• [Excerpted records]

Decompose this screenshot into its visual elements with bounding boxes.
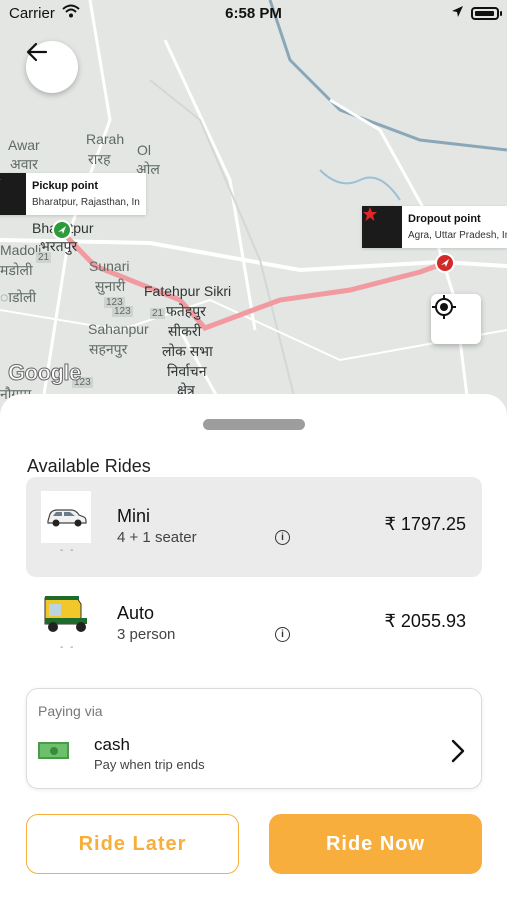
- location-arrow-icon: [452, 6, 463, 17]
- info-icon[interactable]: i: [275, 530, 290, 545]
- map-place: रारह: [88, 151, 111, 167]
- ride-price: ₹ 1797.25: [384, 514, 466, 534]
- map-place: Ol: [137, 142, 151, 158]
- pickup-marker-icon: [52, 220, 72, 240]
- car-icon: [41, 491, 91, 543]
- ride-dots: - -: [60, 642, 76, 653]
- map-place: Fatehpur Sikri: [144, 283, 232, 299]
- pickup-card[interactable]: Pickup point Bharatpur, Rajasthan, In: [0, 173, 146, 215]
- map-place: फतेहपुर: [166, 303, 206, 319]
- bottom-sheet: Available Rides - - Mini 4 + 1 seater i …: [0, 394, 507, 900]
- route-map[interactable]: Rarah रारह Awar अवार Ol ओल Bharatpur भरत…: [0, 0, 507, 420]
- status-bar: Carrier 6:58 PM: [0, 0, 507, 28]
- road-number: 21: [150, 308, 166, 319]
- dropoff-marker-icon: [435, 253, 455, 273]
- road-number: 21: [36, 252, 52, 263]
- map-place: निर्वाचन: [167, 363, 207, 379]
- arrow-left-icon: [26, 42, 48, 62]
- map-place: अवार: [10, 156, 38, 172]
- map-place: सहनपुर: [89, 341, 128, 357]
- paying-via-label: Paying via: [38, 703, 103, 719]
- map-place: मडोली: [0, 262, 33, 278]
- crosshair-icon: [432, 295, 456, 319]
- sheet-handle[interactable]: [203, 419, 305, 430]
- auto-rickshaw-icon: [41, 588, 91, 640]
- star-icon: [0, 173, 26, 215]
- map-place: Rarah: [86, 131, 125, 147]
- pickup-title: Pickup point: [32, 180, 98, 192]
- available-rides-heading: Available Rides: [27, 456, 151, 476]
- payment-method: cash: [94, 735, 130, 754]
- chevron-right-icon: [451, 739, 465, 763]
- dropoff-address: Agra, Uttar Pradesh, In: [408, 230, 507, 241]
- map-place: Sahanpur: [88, 321, 149, 337]
- dropoff-title: Dropout point: [408, 213, 481, 225]
- back-button[interactable]: [26, 41, 78, 93]
- map-place: सीकरी: [168, 323, 202, 339]
- map-place: Awar: [8, 137, 40, 153]
- ride-option-auto[interactable]: - - Auto 3 person i ₹ 2055.93: [26, 574, 482, 674]
- cash-icon: [38, 742, 69, 759]
- ride-price: ₹ 2055.93: [384, 611, 466, 631]
- road-number: 123: [112, 306, 133, 317]
- ride-capacity: 4 + 1 seater: [117, 529, 197, 546]
- ride-capacity: 3 person: [117, 626, 176, 643]
- map-place: ाडोली: [0, 289, 37, 305]
- dropoff-card[interactable]: Dropout point Agra, Uttar Pradesh, In: [362, 206, 507, 248]
- map-place: Sunari: [89, 258, 130, 274]
- ride-option-mini[interactable]: - - Mini 4 + 1 seater i ₹ 1797.25: [26, 477, 482, 577]
- my-location-button[interactable]: [431, 294, 481, 344]
- payment-note: Pay when trip ends: [94, 757, 205, 772]
- pickup-address: Bharatpur, Rajasthan, In: [32, 197, 140, 208]
- google-logo: Google: [8, 360, 82, 386]
- map-place: लोक सभा: [162, 343, 213, 359]
- battery-icon: [471, 7, 502, 20]
- info-icon[interactable]: i: [275, 627, 290, 642]
- ride-name: Mini: [117, 506, 151, 526]
- clock: 6:58 PM: [225, 5, 282, 22]
- payment-method-card[interactable]: Paying via cash Pay when trip ends: [26, 688, 482, 789]
- map-place: सुनारी: [95, 278, 126, 294]
- star-icon: [362, 206, 402, 248]
- ride-later-button[interactable]: Ride Later: [26, 814, 239, 874]
- ride-dots: - -: [60, 545, 76, 556]
- ride-name: Auto: [117, 603, 155, 623]
- ride-now-button[interactable]: Ride Now: [269, 814, 482, 874]
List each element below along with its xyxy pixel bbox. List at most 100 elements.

• [Aim of the task] Rewrite the lines of the records above as a Markdown table with the columns "Row" and "Record line," numbering each line and skipping blank lines. Leave the pictures out.

• [Solution for this problem]
| Row | Record line |
|---|---|
| 1 | Decompose this screenshot into its visual elements with bounding boxes. |
| 2 | - location-arrow-icon: [452, 6, 463, 17] |
| 3 | - info-icon[interactable]: i: [275, 530, 290, 545] |
| 4 | - map-place: रारह: [88, 151, 111, 167] |
| 5 | - ride-price: ₹ 1797.25: [384, 514, 466, 534] |
| 6 | - map-place: Ol: [137, 142, 151, 158] |
| 7 | - pickup-marker-icon: [52, 220, 72, 240] |
| 8 | - car-icon: [41, 491, 91, 543] |
| 9 | - ride-dots: - -: [60, 642, 76, 653] |
| 10 | - map-place: Fatehpur Sikri: [144, 283, 232, 299] |
| 11 | - pickup-card[interactable]: Pickup point Bharatpur, Rajasthan, In: [0, 173, 146, 215] |
| 12 | - map-place: फतेहपुर: [166, 303, 206, 319] |
| 13 | - bottom-sheet: Available Rides - - Mini 4 + 1 seater i …: [0, 394, 507, 900] |
| 14 | - route-map[interactable]: Rarah रारह Awar अवार Ol ओल Bharatpur भरत…: [0, 0, 507, 420] |
| 15 | - status-bar: Carrier 6:58 PM: [0, 0, 507, 28] |
| 16 | - road-number: 21: [150, 308, 166, 319] |
| 17 | - dropoff-marker-icon: [435, 253, 455, 273] |
| 18 | - road-number: 21: [36, 252, 52, 263] |
| 19 | - map-place: निर्वाचन: [167, 363, 207, 379] |
| 20 | - arrow-left-icon: [26, 42, 48, 62] |
| 21 | - map-place: अवार: [10, 156, 38, 172] |
| 22 | - map-place: सहनपुर: [89, 341, 128, 357] |
| 23 | - paying-via-label: Paying via: [38, 703, 103, 719] |
| 24 | - map-place: मडोली: [0, 262, 33, 278] |
| 25 | - crosshair-icon: [432, 295, 456, 319] |
| 26 | - sheet-handle[interactable]: [203, 419, 305, 430] |
| 27 | - auto-rickshaw-icon: [41, 588, 91, 640] |
| 28 | - star-icon: [0, 173, 26, 215] |
| 29 | - map-place: Rarah: [86, 131, 125, 147] |
| 30 | - pickup-title: Pickup point: [32, 180, 98, 192] |
| 31 | - available-rides-heading: Available Rides: [27, 456, 151, 476] |
| 32 | - payment-method: cash: [94, 735, 130, 754] |
| 33 | - chevron-right-icon: [451, 739, 465, 763] |
| 34 | - dropoff-address: Agra, Uttar Pradesh, In: [408, 230, 507, 241] |
| 35 | - map-place: Sahanpur: [88, 321, 149, 337] |
| 36 | - dropoff-title: Dropout point: [408, 213, 481, 225] |
| 37 | - back-button[interactable]: [26, 41, 78, 93] |
| 38 | - map-place: सीकरी: [168, 323, 202, 339] |
| 39 | - map-place: Awar: [8, 137, 40, 153] |
| 40 | - ride-option-auto[interactable]: - - Auto 3 person i ₹ 2055.93: [26, 574, 482, 674] |
| 41 | - cash-icon: [38, 742, 69, 759] |
| 42 | - ride-price: ₹ 2055.93: [384, 611, 466, 631] |
| 43 | - road-number: 123: [112, 306, 133, 317] |
| 44 | - ride-capacity: 4 + 1 seater: [117, 529, 197, 546] |
| 45 | - ride-capacity: 3 person: [117, 626, 176, 643] |
| 46 | - map-place: ाडोली: [0, 289, 37, 305] |
| 47 | - dropoff-card[interactable]: Dropout point Agra, Uttar Pradesh, In: [362, 206, 507, 248] |
| 48 | - map-place: Sunari: [89, 258, 130, 274] |
| 49 | - ride-option-mini[interactable]: - - Mini 4 + 1 seater i ₹ 1797.25: [26, 477, 482, 577] |
| 50 | - my-location-button[interactable]: [431, 294, 481, 344] |
| 51 | - payment-note: Pay when trip ends: [94, 757, 205, 772] |
| 52 | - pickup-address: Bharatpur, Rajasthan, In: [32, 197, 140, 208] |
| 53 | - google-logo: Google: [8, 360, 82, 386] |
| 54 | - map-place: लोक सभा: [162, 343, 213, 359] |
| 55 | - battery-icon: [471, 7, 502, 20] |
| 56 | - info-icon[interactable]: i: [275, 627, 290, 642] |
| 57 | - ride-name: Mini: [117, 506, 151, 526] |
| 58 | - clock: 6:58 PM: [225, 5, 282, 22] |
| 59 | - payment-method-card[interactable]: Paying via cash Pay when trip ends: [26, 688, 482, 789] |
| 60 | - map-place: सुनारी: [95, 278, 126, 294] |
| 61 | - star-icon: [362, 206, 402, 248] |
| 62 | - ride-later-button[interactable]: Ride Later: [26, 814, 239, 874] |
| 63 | - ride-dots: - -: [60, 545, 76, 556] |
| 64 | - ride-name: Auto: [117, 603, 155, 623] |
| 65 | - ride-now-button[interactable]: Ride Now: [269, 814, 482, 874] |
| 66 | List each element below along with its xyxy pixel bbox. List at most 100 elements. |